# TASK PROMPT
In the data below, find each line containing the string "Neue" and return it.

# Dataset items
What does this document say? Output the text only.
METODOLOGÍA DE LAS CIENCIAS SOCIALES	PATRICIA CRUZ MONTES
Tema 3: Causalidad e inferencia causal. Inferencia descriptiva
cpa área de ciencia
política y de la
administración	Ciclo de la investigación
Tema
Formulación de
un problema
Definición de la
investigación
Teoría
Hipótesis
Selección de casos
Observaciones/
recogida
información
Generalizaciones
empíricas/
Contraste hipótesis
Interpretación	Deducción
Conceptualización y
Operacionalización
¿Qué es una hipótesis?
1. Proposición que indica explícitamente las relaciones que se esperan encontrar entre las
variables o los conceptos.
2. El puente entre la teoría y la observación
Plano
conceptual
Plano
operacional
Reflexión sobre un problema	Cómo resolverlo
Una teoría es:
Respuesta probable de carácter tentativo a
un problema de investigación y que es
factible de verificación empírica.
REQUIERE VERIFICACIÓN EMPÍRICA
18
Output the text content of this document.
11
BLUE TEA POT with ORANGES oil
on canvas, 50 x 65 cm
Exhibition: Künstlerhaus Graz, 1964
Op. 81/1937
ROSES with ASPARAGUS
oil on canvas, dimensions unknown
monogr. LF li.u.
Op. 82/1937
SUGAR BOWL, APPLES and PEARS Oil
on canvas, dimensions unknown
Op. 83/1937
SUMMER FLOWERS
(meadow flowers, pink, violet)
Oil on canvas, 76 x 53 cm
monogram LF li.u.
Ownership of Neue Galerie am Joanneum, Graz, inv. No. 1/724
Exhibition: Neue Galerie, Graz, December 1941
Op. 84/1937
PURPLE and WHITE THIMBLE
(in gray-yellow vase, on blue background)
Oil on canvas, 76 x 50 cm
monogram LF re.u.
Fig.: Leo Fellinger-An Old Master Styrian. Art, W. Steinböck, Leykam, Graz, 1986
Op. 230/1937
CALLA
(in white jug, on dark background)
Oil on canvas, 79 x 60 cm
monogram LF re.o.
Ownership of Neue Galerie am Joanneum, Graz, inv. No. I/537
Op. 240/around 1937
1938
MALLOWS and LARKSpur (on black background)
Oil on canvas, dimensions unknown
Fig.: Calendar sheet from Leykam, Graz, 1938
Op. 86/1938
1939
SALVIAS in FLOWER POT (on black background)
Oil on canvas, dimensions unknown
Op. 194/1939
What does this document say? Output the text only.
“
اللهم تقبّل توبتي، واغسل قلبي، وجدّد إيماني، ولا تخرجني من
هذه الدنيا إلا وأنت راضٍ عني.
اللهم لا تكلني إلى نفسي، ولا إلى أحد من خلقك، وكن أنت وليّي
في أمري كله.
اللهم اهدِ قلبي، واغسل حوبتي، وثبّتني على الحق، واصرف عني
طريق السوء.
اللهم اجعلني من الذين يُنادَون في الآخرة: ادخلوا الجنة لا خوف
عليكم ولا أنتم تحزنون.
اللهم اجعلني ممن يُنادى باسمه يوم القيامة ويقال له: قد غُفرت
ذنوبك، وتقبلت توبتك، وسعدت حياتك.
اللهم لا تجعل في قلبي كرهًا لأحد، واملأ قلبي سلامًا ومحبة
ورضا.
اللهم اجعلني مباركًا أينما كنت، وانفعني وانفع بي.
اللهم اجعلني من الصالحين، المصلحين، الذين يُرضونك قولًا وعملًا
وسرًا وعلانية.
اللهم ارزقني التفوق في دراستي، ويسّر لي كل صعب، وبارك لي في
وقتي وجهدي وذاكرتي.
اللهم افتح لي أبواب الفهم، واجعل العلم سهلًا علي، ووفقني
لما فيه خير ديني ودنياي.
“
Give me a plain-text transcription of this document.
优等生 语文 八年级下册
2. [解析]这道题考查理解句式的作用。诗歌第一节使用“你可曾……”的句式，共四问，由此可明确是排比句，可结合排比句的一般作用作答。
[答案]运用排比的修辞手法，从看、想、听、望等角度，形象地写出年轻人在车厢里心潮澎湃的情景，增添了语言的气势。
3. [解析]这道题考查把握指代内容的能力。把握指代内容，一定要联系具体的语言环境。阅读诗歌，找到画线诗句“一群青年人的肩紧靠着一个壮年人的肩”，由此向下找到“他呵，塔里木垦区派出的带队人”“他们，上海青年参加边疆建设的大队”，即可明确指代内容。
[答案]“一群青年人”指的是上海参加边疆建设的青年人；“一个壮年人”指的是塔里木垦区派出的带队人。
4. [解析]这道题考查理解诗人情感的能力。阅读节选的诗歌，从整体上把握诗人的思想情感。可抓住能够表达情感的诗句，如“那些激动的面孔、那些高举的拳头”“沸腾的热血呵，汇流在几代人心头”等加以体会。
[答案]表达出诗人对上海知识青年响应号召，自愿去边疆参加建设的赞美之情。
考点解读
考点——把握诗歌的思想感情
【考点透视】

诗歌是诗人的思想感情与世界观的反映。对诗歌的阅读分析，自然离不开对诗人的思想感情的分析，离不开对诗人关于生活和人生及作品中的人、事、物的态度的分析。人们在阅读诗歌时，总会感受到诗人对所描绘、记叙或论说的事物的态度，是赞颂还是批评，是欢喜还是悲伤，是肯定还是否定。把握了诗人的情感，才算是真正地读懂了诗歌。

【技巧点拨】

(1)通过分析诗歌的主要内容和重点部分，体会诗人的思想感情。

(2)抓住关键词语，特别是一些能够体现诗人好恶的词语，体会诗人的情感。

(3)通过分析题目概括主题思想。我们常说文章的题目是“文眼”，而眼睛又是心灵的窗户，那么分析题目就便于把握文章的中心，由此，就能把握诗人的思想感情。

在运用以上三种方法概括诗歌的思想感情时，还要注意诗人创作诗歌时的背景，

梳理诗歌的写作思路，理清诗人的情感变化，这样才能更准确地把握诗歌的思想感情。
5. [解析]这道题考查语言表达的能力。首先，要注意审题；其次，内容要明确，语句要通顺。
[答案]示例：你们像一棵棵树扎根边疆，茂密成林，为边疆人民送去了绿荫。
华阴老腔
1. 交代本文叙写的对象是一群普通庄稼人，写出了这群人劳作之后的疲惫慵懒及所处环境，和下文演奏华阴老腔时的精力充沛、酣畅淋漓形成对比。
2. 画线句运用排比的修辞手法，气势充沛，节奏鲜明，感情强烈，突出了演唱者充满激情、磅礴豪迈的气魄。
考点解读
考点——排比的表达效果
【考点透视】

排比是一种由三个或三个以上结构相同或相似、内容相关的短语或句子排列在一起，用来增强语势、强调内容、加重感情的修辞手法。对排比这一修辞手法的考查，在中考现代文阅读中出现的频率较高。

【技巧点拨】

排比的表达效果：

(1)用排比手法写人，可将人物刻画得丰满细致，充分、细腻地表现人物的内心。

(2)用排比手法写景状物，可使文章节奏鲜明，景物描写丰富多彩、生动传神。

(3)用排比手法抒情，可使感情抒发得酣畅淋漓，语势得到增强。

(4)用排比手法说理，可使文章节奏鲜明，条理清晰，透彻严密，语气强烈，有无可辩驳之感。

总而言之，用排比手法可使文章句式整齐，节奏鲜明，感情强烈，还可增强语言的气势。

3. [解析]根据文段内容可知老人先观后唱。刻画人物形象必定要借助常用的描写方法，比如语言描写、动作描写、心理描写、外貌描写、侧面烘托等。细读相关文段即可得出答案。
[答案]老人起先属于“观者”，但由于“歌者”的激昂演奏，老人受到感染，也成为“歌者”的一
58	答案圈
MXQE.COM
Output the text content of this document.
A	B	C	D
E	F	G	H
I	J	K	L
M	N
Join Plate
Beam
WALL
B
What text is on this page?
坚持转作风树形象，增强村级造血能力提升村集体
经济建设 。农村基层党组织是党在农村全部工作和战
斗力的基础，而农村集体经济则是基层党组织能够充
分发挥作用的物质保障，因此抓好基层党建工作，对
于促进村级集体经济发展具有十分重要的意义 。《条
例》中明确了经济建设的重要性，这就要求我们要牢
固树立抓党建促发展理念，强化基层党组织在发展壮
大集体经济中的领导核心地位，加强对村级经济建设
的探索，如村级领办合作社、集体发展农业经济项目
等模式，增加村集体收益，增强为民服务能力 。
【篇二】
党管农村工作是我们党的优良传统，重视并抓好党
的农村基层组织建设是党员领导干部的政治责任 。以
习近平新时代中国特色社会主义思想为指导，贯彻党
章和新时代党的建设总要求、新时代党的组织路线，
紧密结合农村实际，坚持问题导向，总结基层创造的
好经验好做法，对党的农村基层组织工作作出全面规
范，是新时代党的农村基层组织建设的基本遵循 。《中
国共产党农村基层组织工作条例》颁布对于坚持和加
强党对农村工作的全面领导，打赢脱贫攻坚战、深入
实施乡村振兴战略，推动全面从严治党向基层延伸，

# WRITTEN RESPONSE
Ownership of Neue Galerie am Joanneum, Graz, inv. No. 1/724
Exhibition: Neue Galerie, Graz, December 1941
Ownership of Neue Galerie am Joanneum, Graz, inv. No. I/537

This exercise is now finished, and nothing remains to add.